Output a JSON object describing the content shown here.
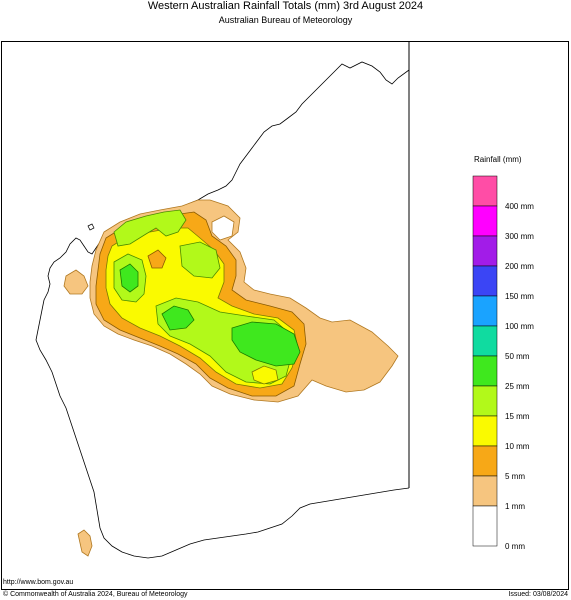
{
  "header": {
    "title": "Western Australian Rainfall Totals (mm) 3rd August 2024",
    "subtitle": "Australian Bureau of Meteorology"
  },
  "legend": {
    "title": "Rainfall (mm)",
    "levels": [
      {
        "label": "0 mm",
        "color": "#ffffff"
      },
      {
        "label": "1 mm",
        "color": "#f6c57f"
      },
      {
        "label": "5 mm",
        "color": "#f7a817"
      },
      {
        "label": "10 mm",
        "color": "#fafa00"
      },
      {
        "label": "15 mm",
        "color": "#b2f91a"
      },
      {
        "label": "25 mm",
        "color": "#3fe81e"
      },
      {
        "label": "50 mm",
        "color": "#10dba0"
      },
      {
        "label": "100 mm",
        "color": "#1aa3ff"
      },
      {
        "label": "150 mm",
        "color": "#3b45f5"
      },
      {
        "label": "200 mm",
        "color": "#a21ce8"
      },
      {
        "label": "300 mm",
        "color": "#ff00ff"
      },
      {
        "label": "400 mm",
        "color": "#ff4da6"
      }
    ]
  },
  "footer": {
    "url": "http://www.bom.gov.au",
    "copyright": "© Commonwealth of Australia 2024, Bureau of Meteorology",
    "issued": "Issued: 03/08/2024"
  }
}
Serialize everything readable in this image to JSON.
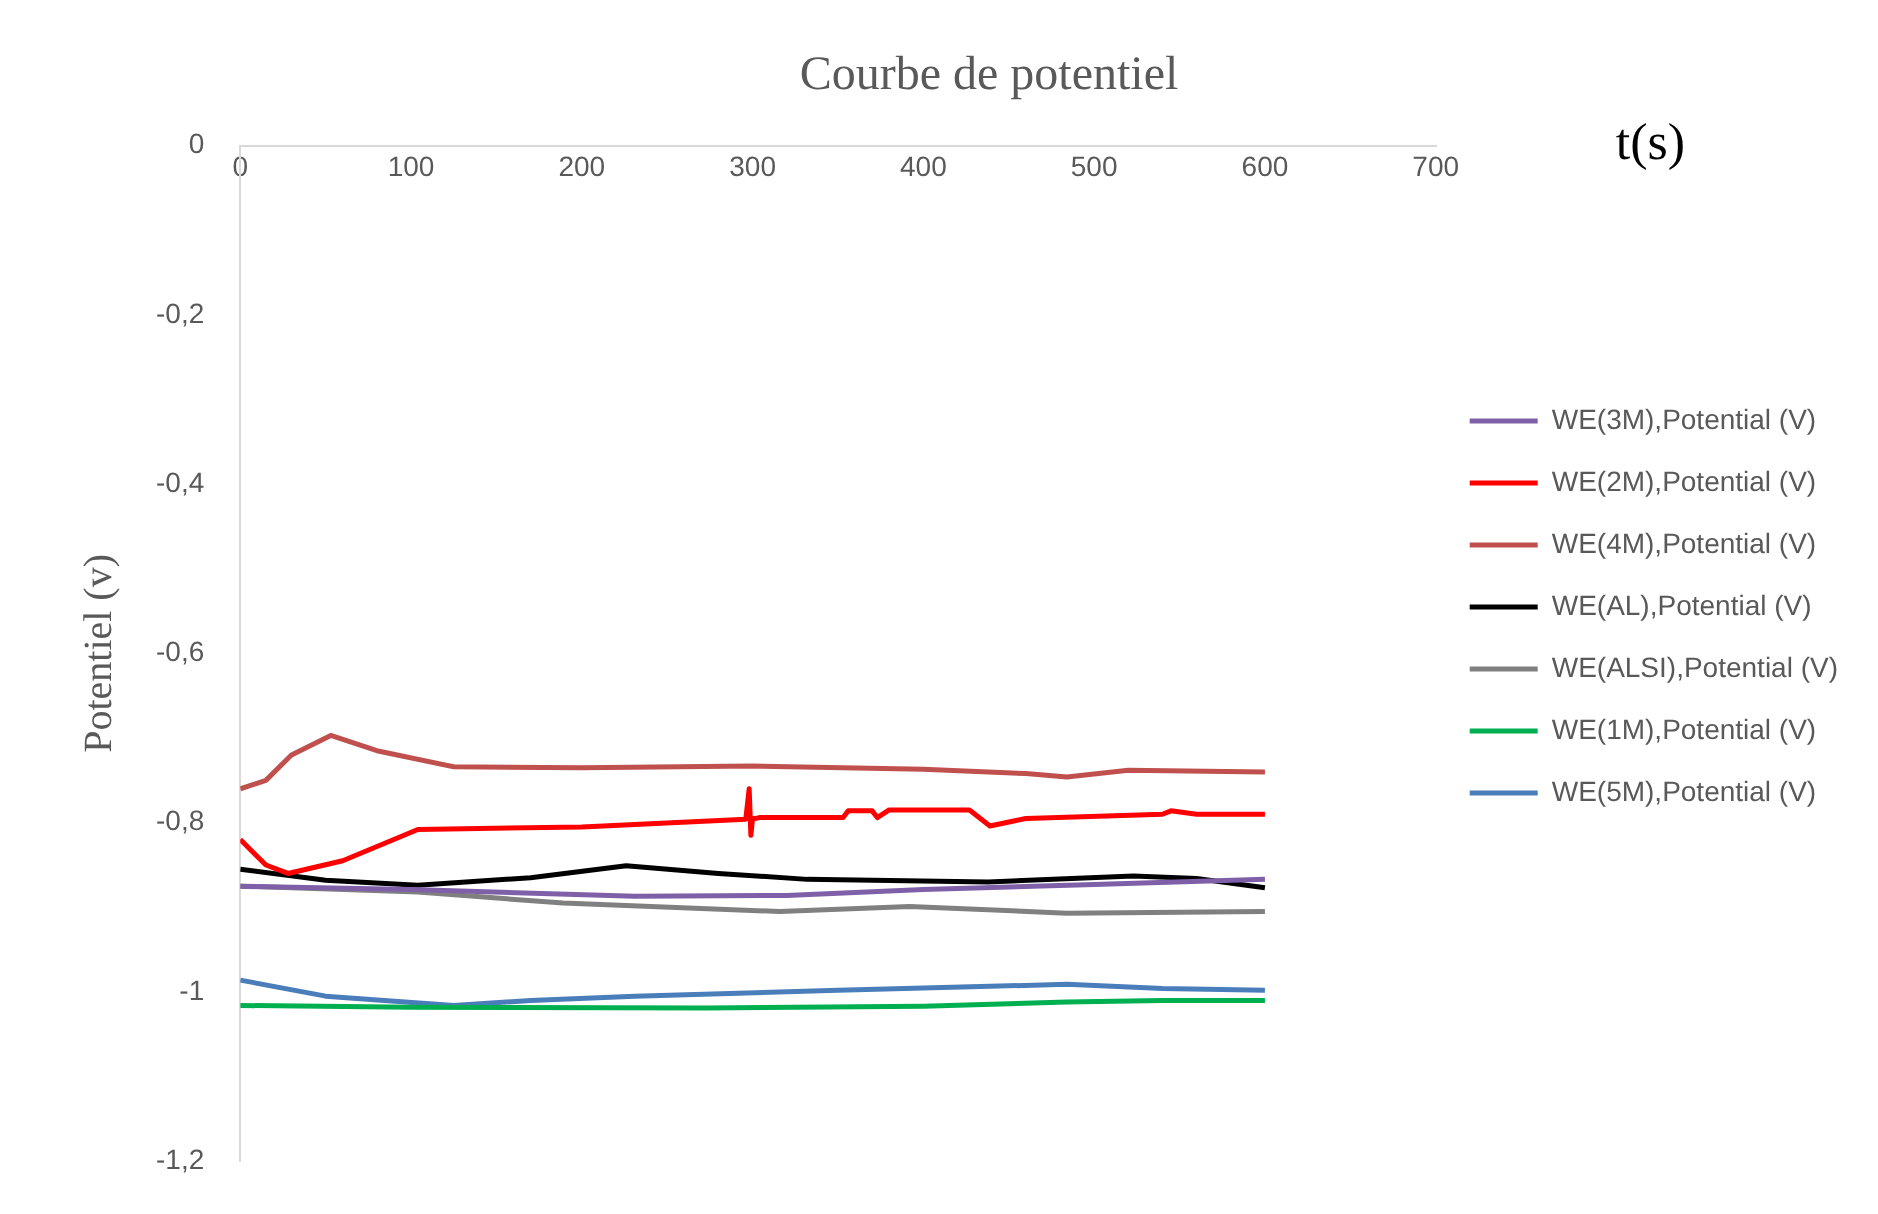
{
  "chart_data": {
    "type": "line",
    "title": "Courbe de potentiel",
    "xlabel": "t(s)",
    "ylabel": "Potentiel (v)",
    "xlim": [
      0,
      700
    ],
    "xticks": [
      0,
      100,
      200,
      300,
      400,
      500,
      600,
      700
    ],
    "ylim": [
      -1.2,
      0
    ],
    "yticks": [
      {
        "value": 0,
        "label": "0"
      },
      {
        "value": -0.2,
        "label": "-0,2"
      },
      {
        "value": -0.4,
        "label": "-0,4"
      },
      {
        "value": -0.6,
        "label": "-0,6"
      },
      {
        "value": -0.8,
        "label": "-0,8"
      },
      {
        "value": -1,
        "label": "-1"
      },
      {
        "value": -1.2,
        "label": "-1,2"
      }
    ],
    "grid": false,
    "legend": "right",
    "marker": "none",
    "line_style": "solid",
    "series": [
      {
        "name": "WE(3M),Potential (V)",
        "color": "#7f5fa8",
        "x": [
          0,
          100,
          231,
          320,
          400,
          500,
          600
        ],
        "values": [
          -0.875,
          -0.879,
          -0.887,
          -0.886,
          -0.879,
          -0.873,
          -0.867
        ]
      },
      {
        "name": "WE(2M),Potential (V)",
        "color": "#ff0000",
        "x": [
          0,
          15,
          28,
          60,
          104,
          200,
          296,
          298,
          299,
          300,
          302,
          304,
          353,
          356,
          370,
          373,
          380,
          427,
          439,
          460,
          540,
          545,
          560,
          600
        ],
        "values": [
          -0.82,
          -0.85,
          -0.86,
          -0.845,
          -0.808,
          -0.805,
          -0.796,
          -0.76,
          -0.815,
          -0.795,
          -0.795,
          -0.794,
          -0.794,
          -0.786,
          -0.786,
          -0.794,
          -0.785,
          -0.785,
          -0.804,
          -0.795,
          -0.79,
          -0.786,
          -0.79,
          -0.79
        ]
      },
      {
        "name": "WE(4M),Potential (V)",
        "color": "#c0504d",
        "x": [
          0,
          15,
          30,
          53,
          80,
          125,
          200,
          300,
          400,
          460,
          484,
          520,
          600
        ],
        "values": [
          -0.76,
          -0.75,
          -0.72,
          -0.697,
          -0.715,
          -0.734,
          -0.735,
          -0.733,
          -0.737,
          -0.742,
          -0.746,
          -0.738,
          -0.74
        ]
      },
      {
        "name": "WE(AL),Potential (V)",
        "color": "#000000",
        "x": [
          0,
          50,
          104,
          170,
          226,
          280,
          332,
          438,
          523,
          560,
          600
        ],
        "values": [
          -0.855,
          -0.868,
          -0.874,
          -0.865,
          -0.851,
          -0.86,
          -0.867,
          -0.87,
          -0.863,
          -0.866,
          -0.877
        ]
      },
      {
        "name": "WE(ALSI),Potential (V)",
        "color": "#808080",
        "x": [
          0,
          104,
          189,
          316,
          392,
          484,
          600
        ],
        "values": [
          -0.875,
          -0.882,
          -0.895,
          -0.905,
          -0.899,
          -0.907,
          -0.905
        ]
      },
      {
        "name": "WE(1M),Potential (V)",
        "color": "#00b050",
        "x": [
          0,
          100,
          273,
          400,
          484,
          540,
          600
        ],
        "values": [
          -1.016,
          -1.018,
          -1.019,
          -1.017,
          -1.012,
          -1.01,
          -1.01
        ]
      },
      {
        "name": "WE(5M),Potential (V)",
        "color": "#4a7ebb",
        "x": [
          0,
          50,
          125,
          170,
          231,
          350,
          484,
          540,
          600
        ],
        "values": [
          -0.986,
          -1.005,
          -1.016,
          -1.01,
          -1.005,
          -0.998,
          -0.991,
          -0.996,
          -0.998
        ]
      }
    ]
  }
}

----

> _EXERCISE BRIEF_
What is needed is an exact reproduction of the data, pictures excluded.

> _COMPLETE OUTPUT_
Output a JSON object describing the content shown here.
{
  "header": {
    "title": "Western Australian Rainfall Totals (mm) 3rd August 2024",
    "subtitle": "Australian Bureau of Meteorology"
  },
  "legend": {
    "title": "Rainfall (mm)",
    "levels": [
      {
        "label": "0 mm",
        "color": "#ffffff"
      },
      {
        "label": "1 mm",
        "color": "#f6c57f"
      },
      {
        "label": "5 mm",
        "color": "#f7a817"
      },
      {
        "label": "10 mm",
        "color": "#fafa00"
      },
      {
        "label": "15 mm",
        "color": "#b2f91a"
      },
      {
        "label": "25 mm",
        "color": "#3fe81e"
      },
      {
        "label": "50 mm",
        "color": "#10dba0"
      },
      {
        "label": "100 mm",
        "color": "#1aa3ff"
      },
      {
        "label": "150 mm",
        "color": "#3b45f5"
      },
      {
        "label": "200 mm",
        "color": "#a21ce8"
      },
      {
        "label": "300 mm",
        "color": "#ff00ff"
      },
      {
        "label": "400 mm",
        "color": "#ff4da6"
      }
    ]
  },
  "footer": {
    "url": "http://www.bom.gov.au",
    "copyright": "© Commonwealth of Australia 2024, Bureau of Meteorology",
    "issued": "Issued: 03/08/2024"
  }
}
Serialize everything readable in this image to JSON.
{
  "chart_data": {
    "type": "line",
    "title": "Courbe de potentiel",
    "xlabel": "t(s)",
    "ylabel": "Potentiel (v)",
    "xlim": [
      0,
      700
    ],
    "xticks": [
      0,
      100,
      200,
      300,
      400,
      500,
      600,
      700
    ],
    "ylim": [
      -1.2,
      0
    ],
    "yticks": [
      {
        "value": 0,
        "label": "0"
      },
      {
        "value": -0.2,
        "label": "-0,2"
      },
      {
        "value": -0.4,
        "label": "-0,4"
      },
      {
        "value": -0.6,
        "label": "-0,6"
      },
      {
        "value": -0.8,
        "label": "-0,8"
      },
      {
        "value": -1,
        "label": "-1"
      },
      {
        "value": -1.2,
        "label": "-1,2"
      }
    ],
    "grid": false,
    "legend": "right",
    "marker": "none",
    "line_style": "solid",
    "series": [
      {
        "name": "WE(3M),Potential (V)",
        "color": "#7f5fa8",
        "x": [
          0,
          100,
          231,
          320,
          400,
          500,
          600
        ],
        "values": [
          -0.875,
          -0.879,
          -0.887,
          -0.886,
          -0.879,
          -0.873,
          -0.867
        ]
      },
      {
        "name": "WE(2M),Potential (V)",
        "color": "#ff0000",
        "x": [
          0,
          15,
          28,
          60,
          104,
          200,
          296,
          298,
          299,
          300,
          302,
          304,
          353,
          356,
          370,
          373,
          380,
          427,
          439,
          460,
          540,
          545,
          560,
          600
        ],
        "values": [
          -0.82,
          -0.85,
          -0.86,
          -0.845,
          -0.808,
          -0.805,
          -0.796,
          -0.76,
          -0.815,
          -0.795,
          -0.795,
          -0.794,
          -0.794,
          -0.786,
          -0.786,
          -0.794,
          -0.785,
          -0.785,
          -0.804,
          -0.795,
          -0.79,
          -0.786,
          -0.79,
          -0.79
        ]
      },
      {
        "name": "WE(4M),Potential (V)",
        "color": "#c0504d",
        "x": [
          0,
          15,
          30,
          53,
          80,
          125,
          200,
          300,
          400,
          460,
          484,
          520,
          600
        ],
        "values": [
          -0.76,
          -0.75,
          -0.72,
          -0.697,
          -0.715,
          -0.734,
          -0.735,
          -0.733,
          -0.737,
          -0.742,
          -0.746,
          -0.738,
          -0.74
        ]
      },
      {
        "name": "WE(AL),Potential (V)",
        "color": "#000000",
        "x": [
          0,
          50,
          104,
          170,
          226,
          280,
          332,
          438,
          523,
          560,
          600
        ],
        "values": [
          -0.855,
          -0.868,
          -0.874,
          -0.865,
          -0.851,
          -0.86,
          -0.867,
          -0.87,
          -0.863,
          -0.866,
          -0.877
        ]
      },
      {
        "name": "WE(ALSI),Potential (V)",
        "color": "#808080",
        "x": [
          0,
          104,
          189,
          316,
          392,
          484,
          600
        ],
        "values": [
          -0.875,
          -0.882,
          -0.895,
          -0.905,
          -0.899,
          -0.907,
          -0.905
        ]
      },
      {
        "name": "WE(1M),Potential (V)",
        "color": "#00b050",
        "x": [
          0,
          100,
          273,
          400,
          484,
          540,
          600
        ],
        "values": [
          -1.016,
          -1.018,
          -1.019,
          -1.017,
          -1.012,
          -1.01,
          -1.01
        ]
      },
      {
        "name": "WE(5M),Potential (V)",
        "color": "#4a7ebb",
        "x": [
          0,
          50,
          125,
          170,
          231,
          350,
          484,
          540,
          600
        ],
        "values": [
          -0.986,
          -1.005,
          -1.016,
          -1.01,
          -1.005,
          -0.998,
          -0.991,
          -0.996,
          -0.998
        ]
      }
    ]
  }
}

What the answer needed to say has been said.